Copy every entry word for word. Skip the pictures.

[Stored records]
** START **
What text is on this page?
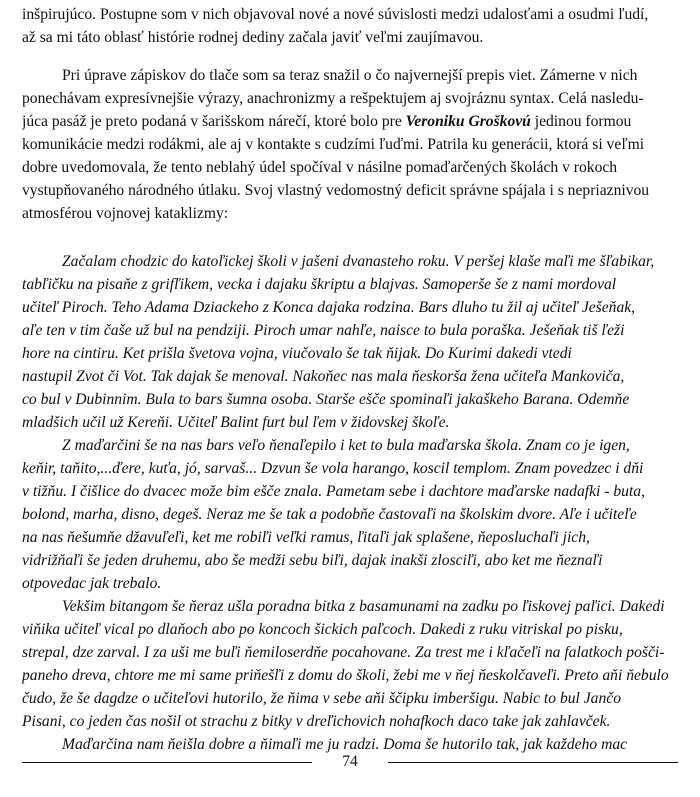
inšpirujúco. Postupne som v nich objavoval nové a nové súvislosti medzi udalosťami a osudmi ľudí,
až sa mi táto oblasť histórie rodnej dediny začala javiť veľmi zaujímavou.
Pri úprave zápiskov do tlače som sa teraz snažil o čo najvernejší prepis viet. Zámerne v nich
ponechávam expresívnejšie výrazy, anachronizmy a rešpektujem aj svojráznu syntax. Celá nasledu-
júca pasáž je preto podaná v šarišskom nárečí, ktoré bolo pre Veroniku Groškovú jedinou formou
komunikácie medzi rodákmi, ale aj v kontakte s cudzími ľuďmi. Patrila ku generácii, ktorá si veľmi
dobre uvedomovala, že tento neblahý údel spočíval v násilne pomaďarčených školách v rokoch
vystupňovaného národného útlaku. Svoj vlastný vedomostný deficit správne spájala i s nepriaznivou
atmosférou vojnovej kataklizmy:
Začalam chodzic do katoľickej školi v jašeni dvanasteho roku. V peršej klaše maľi me šľabikar,
tabľičku na pisaňe z grifľikem, vecka i dajaku škriptu a blajvas. Samoperše še z nami mordoval
učiteľ Piroch. Teho Adama Dziackeho z Konca dajaka rodzina. Bars dluho tu žil aj učiteľ Ješeňak,
aľe ten v tim čaše už bul na pendziji. Piroch umar nahľe, naisce to bula poraška. Ješeňak tiš ľeži
hore na cintiru. Ket prišla švetova vojna, viučovalo še tak ňijak. Do Kurimi dakedi vtedi
nastupil Zvot či Vot. Tak dajak še menoval. Nakoňec nas mala ňeskorša žena učiteľa Mankoviča,
co bul v Dubinnim. Bula to bars šumna osoba. Starše ešče spominaľi jakaškeho Barana. Odemňe
mladšich učil už Kereňi. Učiteľ Balint furt bul ľem v židovskej škoľe.
Z maďarčini še na nas bars veľo ňenaľepilo i ket to bula maďarska škola. Znam co je igen,
keňir, taňito,...ďere, kuťa, jó, sarvaš... Dzvun še vola harango, koscil templom. Znam povedzec i dňi
v tižňu. I čišlice do dvacec može bim ešče znala. Pametam sebe i dachtore maďarske nadafki - buta,
bolond, marha, disno, degeš. Neraz me še tak a podobňe častovaľi na školskim dvore. Aľe i učiteľe
na nas ňešumňe džavuľeľi, ket me robiľi veľki ramus, ľitaľi jak splašene, ňeposluchaľi jich,
vidrižňaľi še jeden druhemu, abo še medži sebu biľi, dajak inakši zlosciľi, abo ket me ňeznaľi
otpovedac jak trebalo.
Vekšim bitangom še ňeraz ušla poradna bitka z basamunami na zadku po ľiskovej paľici. Dakedi
viňika učiteľ vical po dlaňoch abo po koncoch šickich paľcoch. Dakedi z ruku vitriskal po pisku,
strepal, dze zarval. I za uši me buľi ňemiloserdňe pocahovane. Za trest me i kľačeľi na falatkoch pošči-
paneho dreva, chtore me mi same priňešľi z domu do školi, žebi me v ňej ňeskolčaveľi. Preto aňi ňebulo
čudo, že še dagdze o učiteľovi hutorilo, že ňima v sebe aňi ščipku imberšigu. Nabic to bul Jančo
Pisani, co jeden čas nošil ot strachu z bitky v dreľichovich nohafkoch daco take jak zahlavček.
Maďarčina nam ňeišla dobre a ňimaľi me ju radzi. Doma še hutorilo tak, jak každeho mac
74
** END **
• _Answer to this exercise_
What text is on this page?
inšpirujúco. Postupne som v nich objavoval nové a nové súvislosti medzi udalosťami a osudmi ľudí,
až sa mi táto oblasť histórie rodnej dediny začala javiť veľmi zaujímavou.
Pri úprave zápiskov do tlače som sa teraz snažil o čo najvernejší prepis viet. Zámerne v nich
ponechávam expresívnejšie výrazy, anachronizmy a rešpektujem aj svojráznu syntax. Celá nasledu-
júca pasáž je preto podaná v šarišskom nárečí, ktoré bolo pre Veroniku Groškovú jedinou formou
komunikácie medzi rodákmi, ale aj v kontakte s cudzími ľuďmi. Patrila ku generácii, ktorá si veľmi
dobre uvedomovala, že tento neblahý údel spočíval v násilne pomaďarčených školách v rokoch
vystupňovaného národného útlaku. Svoj vlastný vedomostný deficit správne spájala i s nepriaznivou
atmosférou vojnovej kataklizmy:
Začalam chodzic do katoľickej školi v jašeni dvanasteho roku. V peršej klaše maľi me šľabikar,
tabľičku na pisaňe z grifľikem, vecka i dajaku škriptu a blajvas. Samoperše še z nami mordoval
učiteľ Piroch. Teho Adama Dziackeho z Konca dajaka rodzina. Bars dluho tu žil aj učiteľ Ješeňak,
aľe ten v tim čaše už bul na pendziji. Piroch umar nahľe, naisce to bula poraška. Ješeňak tiš ľeži
hore na cintiru. Ket prišla švetova vojna, viučovalo še tak ňijak. Do Kurimi dakedi vtedi
nastupil Zvot či Vot. Tak dajak še menoval. Nakoňec nas mala ňeskorša žena učiteľa Mankoviča,
co bul v Dubinnim. Bula to bars šumna osoba. Starše ešče spominaľi jakaškeho Barana. Odemňe
mladšich učil už Kereňi. Učiteľ Balint furt bul ľem v židovskej škoľe.
Z maďarčini še na nas bars veľo ňenaľepilo i ket to bula maďarska škola. Znam co je igen,
keňir, taňito,...ďere, kuťa, jó, sarvaš... Dzvun še vola harango, koscil templom. Znam povedzec i dňi
v tižňu. I čišlice do dvacec može bim ešče znala. Pametam sebe i dachtore maďarske nadafki - buta,
bolond, marha, disno, degeš. Neraz me še tak a podobňe častovaľi na školskim dvore. Aľe i učiteľe
na nas ňešumňe džavuľeľi, ket me robiľi veľki ramus, ľitaľi jak splašene, ňeposluchaľi jich,
vidrižňaľi še jeden druhemu, abo še medži sebu biľi, dajak inakši zlosciľi, abo ket me ňeznaľi
otpovedac jak trebalo.
Vekšim bitangom še ňeraz ušla poradna bitka z basamunami na zadku po ľiskovej paľici. Dakedi
viňika učiteľ vical po dlaňoch abo po koncoch šickich paľcoch. Dakedi z ruku vitriskal po pisku,
strepal, dze zarval. I za uši me buľi ňemiloserdňe pocahovane. Za trest me i kľačeľi na falatkoch pošči-
paneho dreva, chtore me mi same priňešľi z domu do školi, žebi me v ňej ňeskolčaveľi. Preto aňi ňebulo
čudo, že še dagdze o učiteľovi hutorilo, že ňima v sebe aňi ščipku imberšigu. Nabic to bul Jančo
Pisani, co jeden čas nošil ot strachu z bitky v dreľichovich nohafkoch daco take jak zahlavček.
Maďarčina nam ňeišla dobre a ňimaľi me ju radzi. Doma še hutorilo tak, jak každeho mac
74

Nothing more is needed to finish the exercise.